● Prompt: Scan the listing below and copy every line holding "rate".

● Records supplied:
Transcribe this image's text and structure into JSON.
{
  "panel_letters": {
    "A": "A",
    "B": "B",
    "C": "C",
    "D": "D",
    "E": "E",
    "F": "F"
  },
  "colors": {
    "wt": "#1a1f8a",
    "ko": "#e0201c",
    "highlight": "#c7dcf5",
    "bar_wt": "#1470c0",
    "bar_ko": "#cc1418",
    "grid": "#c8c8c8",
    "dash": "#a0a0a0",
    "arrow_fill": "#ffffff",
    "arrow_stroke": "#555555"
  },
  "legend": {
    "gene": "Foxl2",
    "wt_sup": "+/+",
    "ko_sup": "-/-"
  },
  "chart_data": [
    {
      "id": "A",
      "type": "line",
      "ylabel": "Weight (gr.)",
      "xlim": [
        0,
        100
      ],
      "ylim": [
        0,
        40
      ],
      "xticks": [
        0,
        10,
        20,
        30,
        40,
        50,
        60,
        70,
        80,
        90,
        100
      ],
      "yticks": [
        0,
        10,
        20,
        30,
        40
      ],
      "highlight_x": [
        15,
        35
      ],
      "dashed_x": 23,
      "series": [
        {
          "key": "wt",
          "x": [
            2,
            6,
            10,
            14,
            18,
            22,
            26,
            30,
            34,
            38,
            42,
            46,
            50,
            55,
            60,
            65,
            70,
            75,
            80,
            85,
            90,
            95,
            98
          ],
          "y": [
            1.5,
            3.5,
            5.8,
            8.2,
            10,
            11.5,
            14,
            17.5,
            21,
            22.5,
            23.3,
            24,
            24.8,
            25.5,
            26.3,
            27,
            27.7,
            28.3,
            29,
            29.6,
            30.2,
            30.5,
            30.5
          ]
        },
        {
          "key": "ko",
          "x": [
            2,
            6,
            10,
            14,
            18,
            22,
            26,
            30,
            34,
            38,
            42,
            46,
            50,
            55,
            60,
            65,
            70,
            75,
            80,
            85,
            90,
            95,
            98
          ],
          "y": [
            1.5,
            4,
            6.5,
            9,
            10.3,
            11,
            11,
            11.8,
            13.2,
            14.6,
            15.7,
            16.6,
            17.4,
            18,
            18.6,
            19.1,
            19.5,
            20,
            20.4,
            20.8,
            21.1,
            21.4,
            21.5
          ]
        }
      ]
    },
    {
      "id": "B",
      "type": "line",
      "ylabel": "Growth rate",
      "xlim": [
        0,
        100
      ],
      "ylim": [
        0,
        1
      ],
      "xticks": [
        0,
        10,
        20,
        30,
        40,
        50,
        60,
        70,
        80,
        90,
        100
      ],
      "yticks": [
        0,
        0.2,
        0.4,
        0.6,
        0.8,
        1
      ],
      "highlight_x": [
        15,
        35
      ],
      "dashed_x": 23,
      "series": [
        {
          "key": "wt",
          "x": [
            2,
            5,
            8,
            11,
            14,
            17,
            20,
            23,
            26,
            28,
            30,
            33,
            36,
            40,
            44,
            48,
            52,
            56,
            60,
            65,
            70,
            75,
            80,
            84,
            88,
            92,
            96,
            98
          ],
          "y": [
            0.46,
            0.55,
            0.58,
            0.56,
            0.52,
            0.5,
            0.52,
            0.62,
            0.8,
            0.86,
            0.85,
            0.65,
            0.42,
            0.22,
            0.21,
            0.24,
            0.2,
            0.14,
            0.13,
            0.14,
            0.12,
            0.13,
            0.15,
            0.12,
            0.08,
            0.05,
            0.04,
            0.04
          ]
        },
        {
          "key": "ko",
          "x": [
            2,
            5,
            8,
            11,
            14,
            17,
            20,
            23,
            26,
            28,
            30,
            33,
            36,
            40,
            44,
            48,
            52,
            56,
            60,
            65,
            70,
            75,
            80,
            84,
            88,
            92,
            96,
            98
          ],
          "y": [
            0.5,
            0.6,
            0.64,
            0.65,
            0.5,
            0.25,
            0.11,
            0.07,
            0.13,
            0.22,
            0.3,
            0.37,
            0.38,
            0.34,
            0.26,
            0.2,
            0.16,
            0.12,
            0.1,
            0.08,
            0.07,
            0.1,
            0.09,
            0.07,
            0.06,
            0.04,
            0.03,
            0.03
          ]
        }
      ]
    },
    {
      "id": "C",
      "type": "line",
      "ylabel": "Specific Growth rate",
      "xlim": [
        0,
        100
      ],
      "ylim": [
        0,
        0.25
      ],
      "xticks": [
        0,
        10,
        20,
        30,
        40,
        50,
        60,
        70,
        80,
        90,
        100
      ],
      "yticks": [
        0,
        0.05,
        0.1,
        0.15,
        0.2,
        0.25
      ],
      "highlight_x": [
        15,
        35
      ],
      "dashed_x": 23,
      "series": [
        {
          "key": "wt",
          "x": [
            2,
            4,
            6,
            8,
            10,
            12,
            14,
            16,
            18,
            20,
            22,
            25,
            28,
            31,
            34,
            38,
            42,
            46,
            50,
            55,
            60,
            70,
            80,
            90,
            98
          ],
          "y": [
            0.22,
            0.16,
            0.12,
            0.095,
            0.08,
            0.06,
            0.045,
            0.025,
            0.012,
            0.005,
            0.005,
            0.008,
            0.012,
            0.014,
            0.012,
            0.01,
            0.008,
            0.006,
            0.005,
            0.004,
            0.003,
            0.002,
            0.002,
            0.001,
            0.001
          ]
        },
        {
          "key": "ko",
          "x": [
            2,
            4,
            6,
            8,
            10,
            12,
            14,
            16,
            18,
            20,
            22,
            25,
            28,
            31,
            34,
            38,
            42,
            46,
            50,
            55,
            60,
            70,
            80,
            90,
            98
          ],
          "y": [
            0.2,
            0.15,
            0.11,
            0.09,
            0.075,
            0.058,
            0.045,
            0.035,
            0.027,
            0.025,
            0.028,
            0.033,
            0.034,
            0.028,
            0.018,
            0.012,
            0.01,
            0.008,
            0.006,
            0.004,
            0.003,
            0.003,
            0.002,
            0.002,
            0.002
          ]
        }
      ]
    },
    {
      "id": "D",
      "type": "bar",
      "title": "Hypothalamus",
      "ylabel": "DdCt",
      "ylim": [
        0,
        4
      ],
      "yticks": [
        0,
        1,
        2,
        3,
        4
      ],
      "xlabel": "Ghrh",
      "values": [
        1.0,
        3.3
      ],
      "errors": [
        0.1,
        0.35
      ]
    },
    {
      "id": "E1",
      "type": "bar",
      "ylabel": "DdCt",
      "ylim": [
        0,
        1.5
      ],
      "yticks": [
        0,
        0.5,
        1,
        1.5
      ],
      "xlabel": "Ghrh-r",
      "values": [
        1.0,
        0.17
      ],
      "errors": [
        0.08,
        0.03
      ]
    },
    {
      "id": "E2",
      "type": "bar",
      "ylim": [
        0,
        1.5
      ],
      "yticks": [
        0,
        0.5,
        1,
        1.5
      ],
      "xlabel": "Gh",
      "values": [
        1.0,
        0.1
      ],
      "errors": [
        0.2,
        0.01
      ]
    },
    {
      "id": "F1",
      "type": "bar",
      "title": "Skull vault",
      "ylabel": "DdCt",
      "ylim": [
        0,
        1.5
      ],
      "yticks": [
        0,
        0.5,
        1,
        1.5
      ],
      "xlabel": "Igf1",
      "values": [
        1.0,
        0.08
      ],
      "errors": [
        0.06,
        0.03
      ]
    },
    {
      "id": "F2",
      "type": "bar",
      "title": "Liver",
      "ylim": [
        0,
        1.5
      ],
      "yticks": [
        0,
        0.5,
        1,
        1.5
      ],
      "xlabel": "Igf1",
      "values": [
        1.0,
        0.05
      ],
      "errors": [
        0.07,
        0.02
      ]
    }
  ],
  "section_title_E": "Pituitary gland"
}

● The result:
      "ylabel": "Growth rate",
      "ylabel": "Specific Growth rate",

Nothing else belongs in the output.